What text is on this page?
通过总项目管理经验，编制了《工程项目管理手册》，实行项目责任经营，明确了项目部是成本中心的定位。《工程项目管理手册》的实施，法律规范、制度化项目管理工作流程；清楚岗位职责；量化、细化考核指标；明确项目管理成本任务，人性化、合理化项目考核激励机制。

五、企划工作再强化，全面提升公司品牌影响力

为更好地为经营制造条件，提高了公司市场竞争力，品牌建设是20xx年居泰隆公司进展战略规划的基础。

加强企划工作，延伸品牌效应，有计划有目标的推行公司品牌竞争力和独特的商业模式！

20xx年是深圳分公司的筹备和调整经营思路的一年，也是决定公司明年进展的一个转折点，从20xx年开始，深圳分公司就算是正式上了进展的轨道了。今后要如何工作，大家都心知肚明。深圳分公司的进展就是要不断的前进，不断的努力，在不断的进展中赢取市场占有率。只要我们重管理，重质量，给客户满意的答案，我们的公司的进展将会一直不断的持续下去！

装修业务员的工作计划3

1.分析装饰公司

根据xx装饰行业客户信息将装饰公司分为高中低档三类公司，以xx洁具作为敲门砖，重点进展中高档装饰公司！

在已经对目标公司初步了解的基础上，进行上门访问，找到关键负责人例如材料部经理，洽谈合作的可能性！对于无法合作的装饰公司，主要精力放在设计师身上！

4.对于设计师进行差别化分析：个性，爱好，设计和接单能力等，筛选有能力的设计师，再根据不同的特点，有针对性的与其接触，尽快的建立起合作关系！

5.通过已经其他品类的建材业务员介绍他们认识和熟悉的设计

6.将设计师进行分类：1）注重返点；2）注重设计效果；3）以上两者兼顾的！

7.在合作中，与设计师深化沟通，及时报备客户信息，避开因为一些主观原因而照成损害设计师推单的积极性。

□ □ □ □ □

* [THE PROBLEM]: Print the listing above in its entirety, with every line exact.

* [THE COMPLETED TASK]:
What text is on this page?
通过总项目管理经验，编制了《工程项目管理手册》，实行项目责任经营，明确了项目部是成本中心的定位。《工程项目管理手册》的实施，法律规范、制度化项目管理工作流程；清楚岗位职责；量化、细化考核指标；明确项目管理成本任务，人性化、合理化项目考核激励机制。

五、企划工作再强化，全面提升公司品牌影响力

为更好地为经营制造条件，提高了公司市场竞争力，品牌建设是20xx年居泰隆公司进展战略规划的基础。

加强企划工作，延伸品牌效应，有计划有目标的推行公司品牌竞争力和独特的商业模式！

20xx年是深圳分公司的筹备和调整经营思路的一年，也是决定公司明年进展的一个转折点，从20xx年开始，深圳分公司就算是正式上了进展的轨道了。今后要如何工作，大家都心知肚明。深圳分公司的进展就是要不断的前进，不断的努力，在不断的进展中赢取市场占有率。只要我们重管理，重质量，给客户满意的答案，我们的公司的进展将会一直不断的持续下去！

装修业务员的工作计划3

1.分析装饰公司

根据xx装饰行业客户信息将装饰公司分为高中低档三类公司，以xx洁具作为敲门砖，重点进展中高档装饰公司！

在已经对目标公司初步了解的基础上，进行上门访问，找到关键负责人例如材料部经理，洽谈合作的可能性！对于无法合作的装饰公司，主要精力放在设计师身上！

4.对于设计师进行差别化分析：个性，爱好，设计和接单能力等，筛选有能力的设计师，再根据不同的特点，有针对性的与其接触，尽快的建立起合作关系！

5.通过已经其他品类的建材业务员介绍他们认识和熟悉的设计

6.将设计师进行分类：1）注重返点；2）注重设计效果；3）以上两者兼顾的！

7.在合作中，与设计师深化沟通，及时报备客户信息，避开因为一些主观原因而照成损害设计师推单的积极性。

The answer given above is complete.